#### Available records ####
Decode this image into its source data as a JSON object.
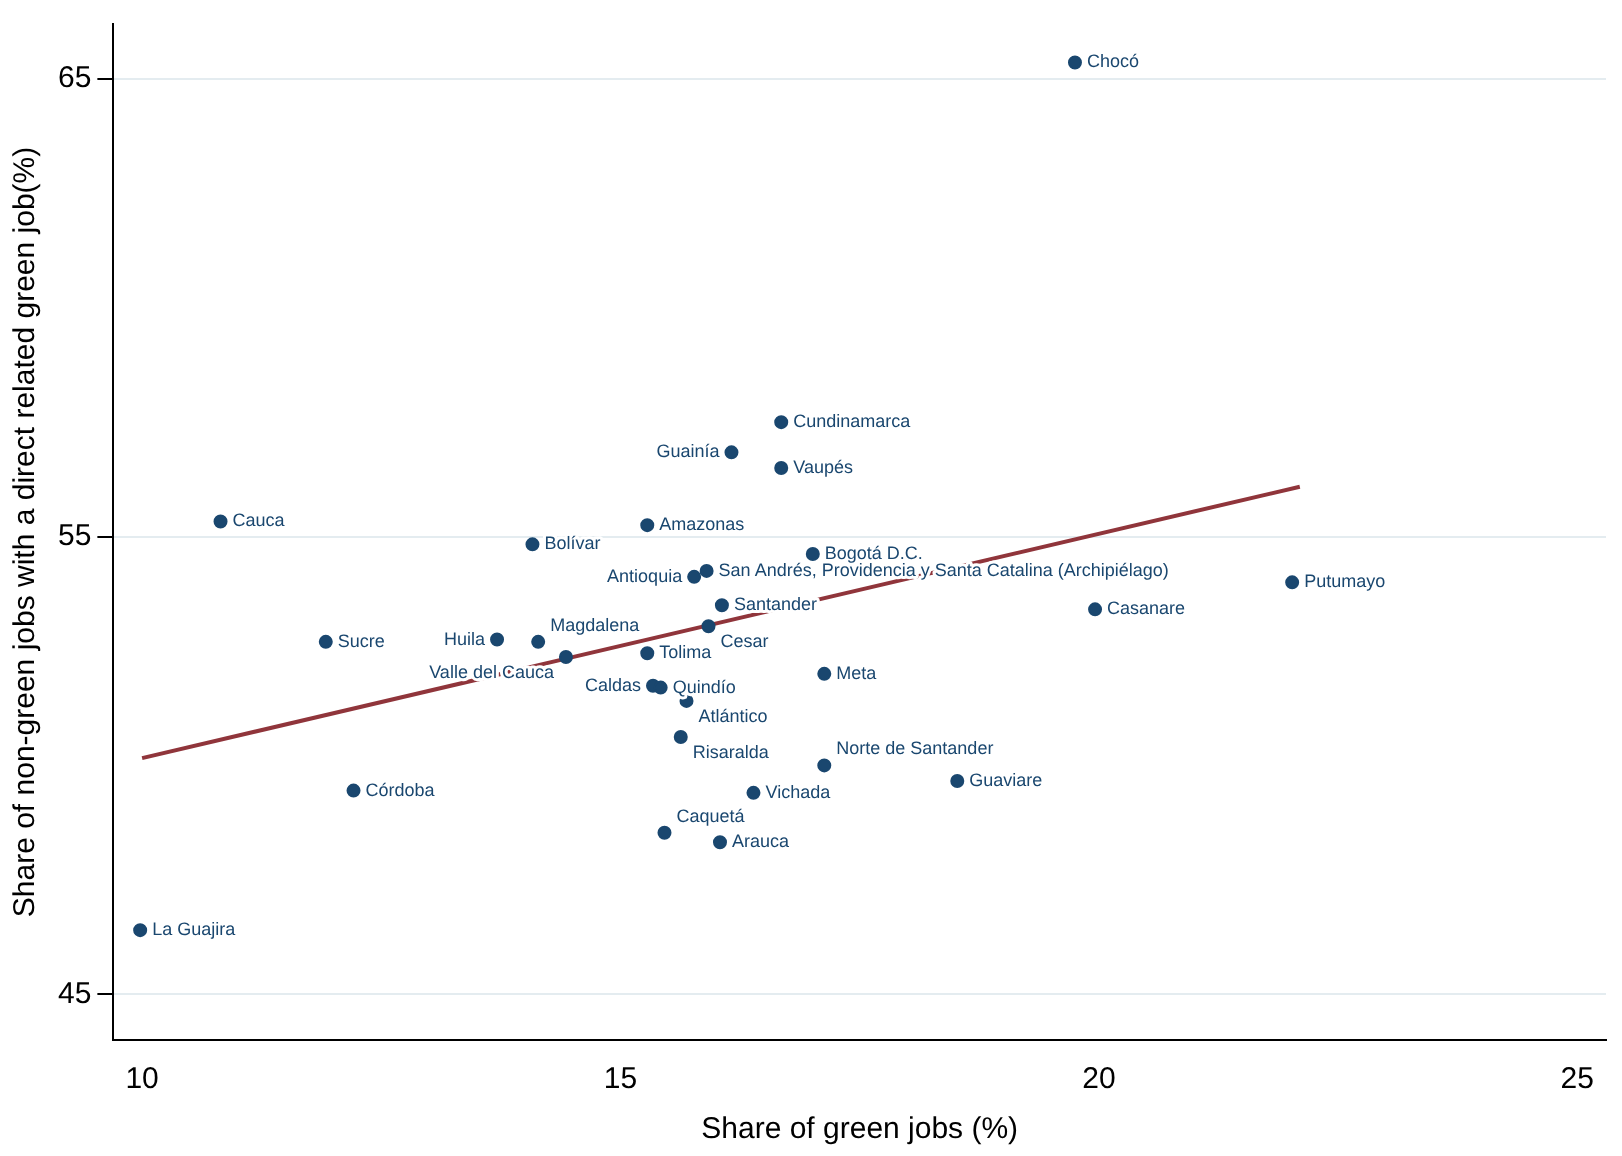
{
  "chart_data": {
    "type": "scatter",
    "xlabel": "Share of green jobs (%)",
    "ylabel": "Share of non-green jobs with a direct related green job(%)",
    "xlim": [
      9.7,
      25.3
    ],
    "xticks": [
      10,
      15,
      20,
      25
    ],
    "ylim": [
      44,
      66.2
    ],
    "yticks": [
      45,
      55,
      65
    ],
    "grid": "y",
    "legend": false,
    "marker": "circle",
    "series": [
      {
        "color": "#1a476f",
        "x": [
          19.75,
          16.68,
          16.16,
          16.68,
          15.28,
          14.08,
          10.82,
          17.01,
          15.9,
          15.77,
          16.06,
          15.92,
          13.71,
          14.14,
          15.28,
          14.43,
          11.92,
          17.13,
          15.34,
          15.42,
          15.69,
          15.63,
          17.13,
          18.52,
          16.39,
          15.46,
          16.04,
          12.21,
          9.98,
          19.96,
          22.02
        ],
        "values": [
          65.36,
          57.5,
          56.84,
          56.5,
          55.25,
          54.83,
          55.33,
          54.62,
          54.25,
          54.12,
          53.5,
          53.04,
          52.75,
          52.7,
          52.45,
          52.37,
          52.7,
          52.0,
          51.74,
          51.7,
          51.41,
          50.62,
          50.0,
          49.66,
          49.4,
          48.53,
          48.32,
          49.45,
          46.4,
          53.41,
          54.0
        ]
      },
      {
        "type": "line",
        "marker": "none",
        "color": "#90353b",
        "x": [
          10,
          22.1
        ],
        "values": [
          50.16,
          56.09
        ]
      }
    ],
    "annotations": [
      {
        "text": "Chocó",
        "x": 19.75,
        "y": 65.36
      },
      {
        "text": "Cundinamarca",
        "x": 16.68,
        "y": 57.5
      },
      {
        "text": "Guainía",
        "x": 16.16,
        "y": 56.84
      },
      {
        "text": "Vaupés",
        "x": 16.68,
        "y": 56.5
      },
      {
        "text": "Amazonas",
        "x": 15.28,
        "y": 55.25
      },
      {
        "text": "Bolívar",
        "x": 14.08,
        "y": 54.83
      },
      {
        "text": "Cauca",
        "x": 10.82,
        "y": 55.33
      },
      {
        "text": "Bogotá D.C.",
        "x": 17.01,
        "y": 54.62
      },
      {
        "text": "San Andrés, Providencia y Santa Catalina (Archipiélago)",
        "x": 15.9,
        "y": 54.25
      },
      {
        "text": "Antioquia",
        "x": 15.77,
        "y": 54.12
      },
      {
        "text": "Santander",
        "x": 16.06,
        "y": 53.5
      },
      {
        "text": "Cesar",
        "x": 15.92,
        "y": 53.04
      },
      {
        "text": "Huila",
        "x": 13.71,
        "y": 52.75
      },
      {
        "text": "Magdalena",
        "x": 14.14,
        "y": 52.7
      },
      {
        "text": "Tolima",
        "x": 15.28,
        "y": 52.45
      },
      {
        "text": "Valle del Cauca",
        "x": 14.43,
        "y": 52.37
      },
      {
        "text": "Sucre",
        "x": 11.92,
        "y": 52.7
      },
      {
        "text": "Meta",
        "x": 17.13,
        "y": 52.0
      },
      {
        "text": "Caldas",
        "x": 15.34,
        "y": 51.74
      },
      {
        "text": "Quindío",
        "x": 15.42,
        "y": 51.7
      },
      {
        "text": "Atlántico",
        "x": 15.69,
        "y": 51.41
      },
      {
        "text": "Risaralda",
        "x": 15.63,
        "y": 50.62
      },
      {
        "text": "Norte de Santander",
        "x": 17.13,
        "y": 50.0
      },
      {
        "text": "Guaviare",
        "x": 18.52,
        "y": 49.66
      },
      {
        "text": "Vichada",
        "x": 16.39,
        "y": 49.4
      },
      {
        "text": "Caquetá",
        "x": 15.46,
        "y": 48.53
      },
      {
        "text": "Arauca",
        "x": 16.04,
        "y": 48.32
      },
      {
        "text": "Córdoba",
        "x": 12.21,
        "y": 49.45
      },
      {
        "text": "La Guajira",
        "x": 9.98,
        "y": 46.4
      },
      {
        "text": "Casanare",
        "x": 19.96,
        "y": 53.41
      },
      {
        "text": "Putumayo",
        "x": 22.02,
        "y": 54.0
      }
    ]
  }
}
####
Problem to solve →
Exact duplication of all the records is required; pictures are omitted from the copy.

Result below →
Decode this image into its source data as a JSON object.
{
  "chart_data": {
    "type": "scatter",
    "xlabel": "Share of green jobs (%)",
    "ylabel": "Share of non-green jobs with a direct related green job(%)",
    "xlim": [
      9.7,
      25.3
    ],
    "xticks": [
      10,
      15,
      20,
      25
    ],
    "ylim": [
      44,
      66.2
    ],
    "yticks": [
      45,
      55,
      65
    ],
    "grid": "y",
    "legend": false,
    "marker": "circle",
    "series": [
      {
        "color": "#1a476f",
        "x": [
          19.75,
          16.68,
          16.16,
          16.68,
          15.28,
          14.08,
          10.82,
          17.01,
          15.9,
          15.77,
          16.06,
          15.92,
          13.71,
          14.14,
          15.28,
          14.43,
          11.92,
          17.13,
          15.34,
          15.42,
          15.69,
          15.63,
          17.13,
          18.52,
          16.39,
          15.46,
          16.04,
          12.21,
          9.98,
          19.96,
          22.02
        ],
        "values": [
          65.36,
          57.5,
          56.84,
          56.5,
          55.25,
          54.83,
          55.33,
          54.62,
          54.25,
          54.12,
          53.5,
          53.04,
          52.75,
          52.7,
          52.45,
          52.37,
          52.7,
          52.0,
          51.74,
          51.7,
          51.41,
          50.62,
          50.0,
          49.66,
          49.4,
          48.53,
          48.32,
          49.45,
          46.4,
          53.41,
          54.0
        ]
      },
      {
        "type": "line",
        "marker": "none",
        "color": "#90353b",
        "x": [
          10,
          22.1
        ],
        "values": [
          50.16,
          56.09
        ]
      }
    ],
    "annotations": [
      {
        "text": "Chocó",
        "x": 19.75,
        "y": 65.36
      },
      {
        "text": "Cundinamarca",
        "x": 16.68,
        "y": 57.5
      },
      {
        "text": "Guainía",
        "x": 16.16,
        "y": 56.84
      },
      {
        "text": "Vaupés",
        "x": 16.68,
        "y": 56.5
      },
      {
        "text": "Amazonas",
        "x": 15.28,
        "y": 55.25
      },
      {
        "text": "Bolívar",
        "x": 14.08,
        "y": 54.83
      },
      {
        "text": "Cauca",
        "x": 10.82,
        "y": 55.33
      },
      {
        "text": "Bogotá D.C.",
        "x": 17.01,
        "y": 54.62
      },
      {
        "text": "San Andrés, Providencia y Santa Catalina (Archipiélago)",
        "x": 15.9,
        "y": 54.25
      },
      {
        "text": "Antioquia",
        "x": 15.77,
        "y": 54.12
      },
      {
        "text": "Santander",
        "x": 16.06,
        "y": 53.5
      },
      {
        "text": "Cesar",
        "x": 15.92,
        "y": 53.04
      },
      {
        "text": "Huila",
        "x": 13.71,
        "y": 52.75
      },
      {
        "text": "Magdalena",
        "x": 14.14,
        "y": 52.7
      },
      {
        "text": "Tolima",
        "x": 15.28,
        "y": 52.45
      },
      {
        "text": "Valle del Cauca",
        "x": 14.43,
        "y": 52.37
      },
      {
        "text": "Sucre",
        "x": 11.92,
        "y": 52.7
      },
      {
        "text": "Meta",
        "x": 17.13,
        "y": 52.0
      },
      {
        "text": "Caldas",
        "x": 15.34,
        "y": 51.74
      },
      {
        "text": "Quindío",
        "x": 15.42,
        "y": 51.7
      },
      {
        "text": "Atlántico",
        "x": 15.69,
        "y": 51.41
      },
      {
        "text": "Risaralda",
        "x": 15.63,
        "y": 50.62
      },
      {
        "text": "Norte de Santander",
        "x": 17.13,
        "y": 50.0
      },
      {
        "text": "Guaviare",
        "x": 18.52,
        "y": 49.66
      },
      {
        "text": "Vichada",
        "x": 16.39,
        "y": 49.4
      },
      {
        "text": "Caquetá",
        "x": 15.46,
        "y": 48.53
      },
      {
        "text": "Arauca",
        "x": 16.04,
        "y": 48.32
      },
      {
        "text": "Córdoba",
        "x": 12.21,
        "y": 49.45
      },
      {
        "text": "La Guajira",
        "x": 9.98,
        "y": 46.4
      },
      {
        "text": "Casanare",
        "x": 19.96,
        "y": 53.41
      },
      {
        "text": "Putumayo",
        "x": 22.02,
        "y": 54.0
      }
    ]
  }
}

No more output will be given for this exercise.